> EXERCISE INSTRUCTIONS
Make an exact copy of the lines, leaving the pictures out.

> MATERIAL TO PROCESS
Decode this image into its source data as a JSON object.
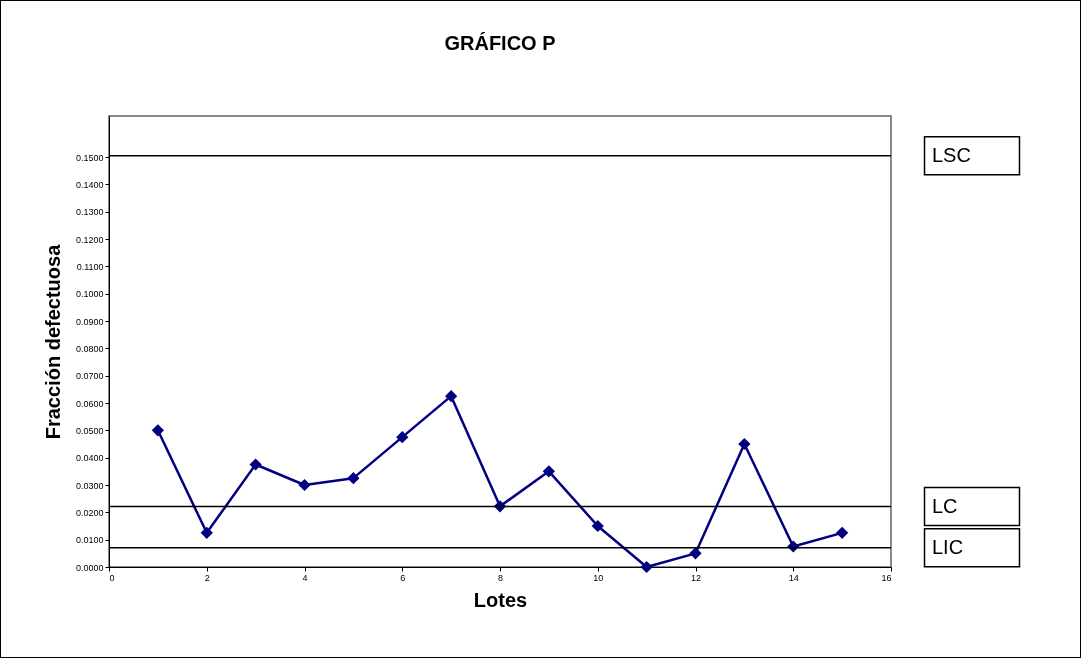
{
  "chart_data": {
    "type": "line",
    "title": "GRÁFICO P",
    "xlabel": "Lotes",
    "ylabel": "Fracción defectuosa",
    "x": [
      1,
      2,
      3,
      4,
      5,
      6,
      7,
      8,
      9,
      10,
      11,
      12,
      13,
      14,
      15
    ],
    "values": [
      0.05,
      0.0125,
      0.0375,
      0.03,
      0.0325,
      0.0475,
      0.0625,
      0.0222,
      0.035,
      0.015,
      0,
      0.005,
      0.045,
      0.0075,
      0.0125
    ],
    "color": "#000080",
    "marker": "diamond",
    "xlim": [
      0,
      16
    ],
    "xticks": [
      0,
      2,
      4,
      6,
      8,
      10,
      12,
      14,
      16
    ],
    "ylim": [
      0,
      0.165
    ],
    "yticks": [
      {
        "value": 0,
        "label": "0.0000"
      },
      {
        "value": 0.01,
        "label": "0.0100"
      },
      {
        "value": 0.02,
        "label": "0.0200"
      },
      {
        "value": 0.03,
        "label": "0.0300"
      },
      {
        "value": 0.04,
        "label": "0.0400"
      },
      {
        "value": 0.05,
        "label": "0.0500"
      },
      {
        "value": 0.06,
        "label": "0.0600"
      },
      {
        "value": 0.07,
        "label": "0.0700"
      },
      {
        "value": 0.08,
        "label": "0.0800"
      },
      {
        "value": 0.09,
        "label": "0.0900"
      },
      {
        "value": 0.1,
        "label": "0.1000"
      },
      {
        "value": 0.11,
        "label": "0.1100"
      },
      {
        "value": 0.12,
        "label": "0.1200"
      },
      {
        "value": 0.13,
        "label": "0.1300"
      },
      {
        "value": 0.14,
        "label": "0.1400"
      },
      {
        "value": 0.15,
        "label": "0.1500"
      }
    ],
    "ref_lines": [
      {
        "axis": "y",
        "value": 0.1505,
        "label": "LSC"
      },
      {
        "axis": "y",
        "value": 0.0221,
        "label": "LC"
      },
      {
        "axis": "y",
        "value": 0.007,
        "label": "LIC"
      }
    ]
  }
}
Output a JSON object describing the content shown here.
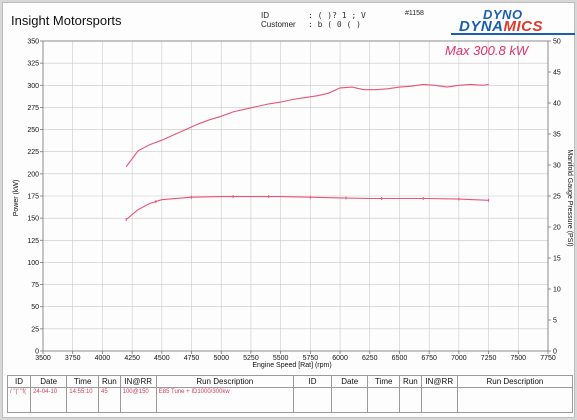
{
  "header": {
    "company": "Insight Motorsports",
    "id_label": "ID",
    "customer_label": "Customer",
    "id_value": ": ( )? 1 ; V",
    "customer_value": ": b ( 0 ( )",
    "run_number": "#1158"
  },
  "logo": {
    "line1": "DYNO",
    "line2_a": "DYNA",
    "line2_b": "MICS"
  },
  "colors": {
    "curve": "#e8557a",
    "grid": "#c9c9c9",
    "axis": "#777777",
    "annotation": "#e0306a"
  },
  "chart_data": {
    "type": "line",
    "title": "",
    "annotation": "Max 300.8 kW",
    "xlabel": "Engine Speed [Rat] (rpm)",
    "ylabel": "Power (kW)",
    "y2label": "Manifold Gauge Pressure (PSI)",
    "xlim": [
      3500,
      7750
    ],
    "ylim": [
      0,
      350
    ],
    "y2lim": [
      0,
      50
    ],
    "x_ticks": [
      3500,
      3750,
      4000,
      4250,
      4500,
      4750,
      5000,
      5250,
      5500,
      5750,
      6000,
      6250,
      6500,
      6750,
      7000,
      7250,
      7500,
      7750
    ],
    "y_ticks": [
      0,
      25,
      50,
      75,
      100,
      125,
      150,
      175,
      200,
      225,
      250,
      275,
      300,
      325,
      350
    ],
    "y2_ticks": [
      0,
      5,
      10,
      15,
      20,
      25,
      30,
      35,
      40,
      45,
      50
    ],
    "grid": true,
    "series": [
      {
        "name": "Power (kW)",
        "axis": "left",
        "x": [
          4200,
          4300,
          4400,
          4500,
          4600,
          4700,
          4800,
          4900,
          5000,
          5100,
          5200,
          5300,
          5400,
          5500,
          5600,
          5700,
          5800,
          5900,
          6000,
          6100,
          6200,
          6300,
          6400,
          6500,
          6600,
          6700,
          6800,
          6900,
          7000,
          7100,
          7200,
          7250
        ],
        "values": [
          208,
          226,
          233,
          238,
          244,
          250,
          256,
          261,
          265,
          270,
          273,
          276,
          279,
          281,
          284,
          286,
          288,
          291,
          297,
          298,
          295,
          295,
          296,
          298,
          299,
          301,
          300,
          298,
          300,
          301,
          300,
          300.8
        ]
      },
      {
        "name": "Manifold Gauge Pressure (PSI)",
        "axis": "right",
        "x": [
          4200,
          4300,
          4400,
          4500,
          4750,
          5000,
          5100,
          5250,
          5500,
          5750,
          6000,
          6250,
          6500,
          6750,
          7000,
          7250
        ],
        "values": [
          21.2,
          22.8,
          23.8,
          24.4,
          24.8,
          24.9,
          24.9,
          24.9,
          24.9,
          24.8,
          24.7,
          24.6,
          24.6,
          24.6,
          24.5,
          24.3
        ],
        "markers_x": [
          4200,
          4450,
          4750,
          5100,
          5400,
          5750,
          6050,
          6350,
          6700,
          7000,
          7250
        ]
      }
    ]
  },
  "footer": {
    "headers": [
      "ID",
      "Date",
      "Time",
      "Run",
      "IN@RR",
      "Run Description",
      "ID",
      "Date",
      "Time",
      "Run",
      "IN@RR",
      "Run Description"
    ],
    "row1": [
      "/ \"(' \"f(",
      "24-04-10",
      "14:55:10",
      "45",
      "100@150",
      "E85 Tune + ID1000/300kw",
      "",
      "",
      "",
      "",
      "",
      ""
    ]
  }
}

> COMPLETE RESPONSE
Decode this image into its source data as a JSON object.
{
  "chart_data": {
    "type": "line",
    "title": "GRÁFICO P",
    "xlabel": "Lotes",
    "ylabel": "Fracción defectuosa",
    "x": [
      1,
      2,
      3,
      4,
      5,
      6,
      7,
      8,
      9,
      10,
      11,
      12,
      13,
      14,
      15
    ],
    "values": [
      0.05,
      0.0125,
      0.0375,
      0.03,
      0.0325,
      0.0475,
      0.0625,
      0.0222,
      0.035,
      0.015,
      0,
      0.005,
      0.045,
      0.0075,
      0.0125
    ],
    "color": "#000080",
    "marker": "diamond",
    "xlim": [
      0,
      16
    ],
    "xticks": [
      0,
      2,
      4,
      6,
      8,
      10,
      12,
      14,
      16
    ],
    "ylim": [
      0,
      0.165
    ],
    "yticks": [
      {
        "value": 0,
        "label": "0.0000"
      },
      {
        "value": 0.01,
        "label": "0.0100"
      },
      {
        "value": 0.02,
        "label": "0.0200"
      },
      {
        "value": 0.03,
        "label": "0.0300"
      },
      {
        "value": 0.04,
        "label": "0.0400"
      },
      {
        "value": 0.05,
        "label": "0.0500"
      },
      {
        "value": 0.06,
        "label": "0.0600"
      },
      {
        "value": 0.07,
        "label": "0.0700"
      },
      {
        "value": 0.08,
        "label": "0.0800"
      },
      {
        "value": 0.09,
        "label": "0.0900"
      },
      {
        "value": 0.1,
        "label": "0.1000"
      },
      {
        "value": 0.11,
        "label": "0.1100"
      },
      {
        "value": 0.12,
        "label": "0.1200"
      },
      {
        "value": 0.13,
        "label": "0.1300"
      },
      {
        "value": 0.14,
        "label": "0.1400"
      },
      {
        "value": 0.15,
        "label": "0.1500"
      }
    ],
    "ref_lines": [
      {
        "axis": "y",
        "value": 0.1505,
        "label": "LSC"
      },
      {
        "axis": "y",
        "value": 0.0221,
        "label": "LC"
      },
      {
        "axis": "y",
        "value": 0.007,
        "label": "LIC"
      }
    ]
  }
}
Output a JSON object describing the content shown here.
{
  "header": {
    "company": "Insight Motorsports",
    "id_label": "ID",
    "customer_label": "Customer",
    "id_value": ": ( )? 1 ; V",
    "customer_value": ": b ( 0 ( )",
    "run_number": "#1158"
  },
  "logo": {
    "line1": "DYNO",
    "line2_a": "DYNA",
    "line2_b": "MICS"
  },
  "colors": {
    "curve": "#e8557a",
    "grid": "#c9c9c9",
    "axis": "#777777",
    "annotation": "#e0306a"
  },
  "chart_data": {
    "type": "line",
    "title": "",
    "annotation": "Max 300.8 kW",
    "xlabel": "Engine Speed [Rat] (rpm)",
    "ylabel": "Power (kW)",
    "y2label": "Manifold Gauge Pressure (PSI)",
    "xlim": [
      3500,
      7750
    ],
    "ylim": [
      0,
      350
    ],
    "y2lim": [
      0,
      50
    ],
    "x_ticks": [
      3500,
      3750,
      4000,
      4250,
      4500,
      4750,
      5000,
      5250,
      5500,
      5750,
      6000,
      6250,
      6500,
      6750,
      7000,
      7250,
      7500,
      7750
    ],
    "y_ticks": [
      0,
      25,
      50,
      75,
      100,
      125,
      150,
      175,
      200,
      225,
      250,
      275,
      300,
      325,
      350
    ],
    "y2_ticks": [
      0,
      5,
      10,
      15,
      20,
      25,
      30,
      35,
      40,
      45,
      50
    ],
    "grid": true,
    "series": [
      {
        "name": "Power (kW)",
        "axis": "left",
        "x": [
          4200,
          4300,
          4400,
          4500,
          4600,
          4700,
          4800,
          4900,
          5000,
          5100,
          5200,
          5300,
          5400,
          5500,
          5600,
          5700,
          5800,
          5900,
          6000,
          6100,
          6200,
          6300,
          6400,
          6500,
          6600,
          6700,
          6800,
          6900,
          7000,
          7100,
          7200,
          7250
        ],
        "values": [
          208,
          226,
          233,
          238,
          244,
          250,
          256,
          261,
          265,
          270,
          273,
          276,
          279,
          281,
          284,
          286,
          288,
          291,
          297,
          298,
          295,
          295,
          296,
          298,
          299,
          301,
          300,
          298,
          300,
          301,
          300,
          300.8
        ]
      },
      {
        "name": "Manifold Gauge Pressure (PSI)",
        "axis": "right",
        "x": [
          4200,
          4300,
          4400,
          4500,
          4750,
          5000,
          5100,
          5250,
          5500,
          5750,
          6000,
          6250,
          6500,
          6750,
          7000,
          7250
        ],
        "values": [
          21.2,
          22.8,
          23.8,
          24.4,
          24.8,
          24.9,
          24.9,
          24.9,
          24.9,
          24.8,
          24.7,
          24.6,
          24.6,
          24.6,
          24.5,
          24.3
        ],
        "markers_x": [
          4200,
          4450,
          4750,
          5100,
          5400,
          5750,
          6050,
          6350,
          6700,
          7000,
          7250
        ]
      }
    ]
  },
  "footer": {
    "headers": [
      "ID",
      "Date",
      "Time",
      "Run",
      "IN@RR",
      "Run Description",
      "ID",
      "Date",
      "Time",
      "Run",
      "IN@RR",
      "Run Description"
    ],
    "row1": [
      "/ \"(' \"f(",
      "24-04-10",
      "14:55:10",
      "45",
      "100@150",
      "E85 Tune + ID1000/300kw",
      "",
      "",
      "",
      "",
      "",
      ""
    ]
  }
}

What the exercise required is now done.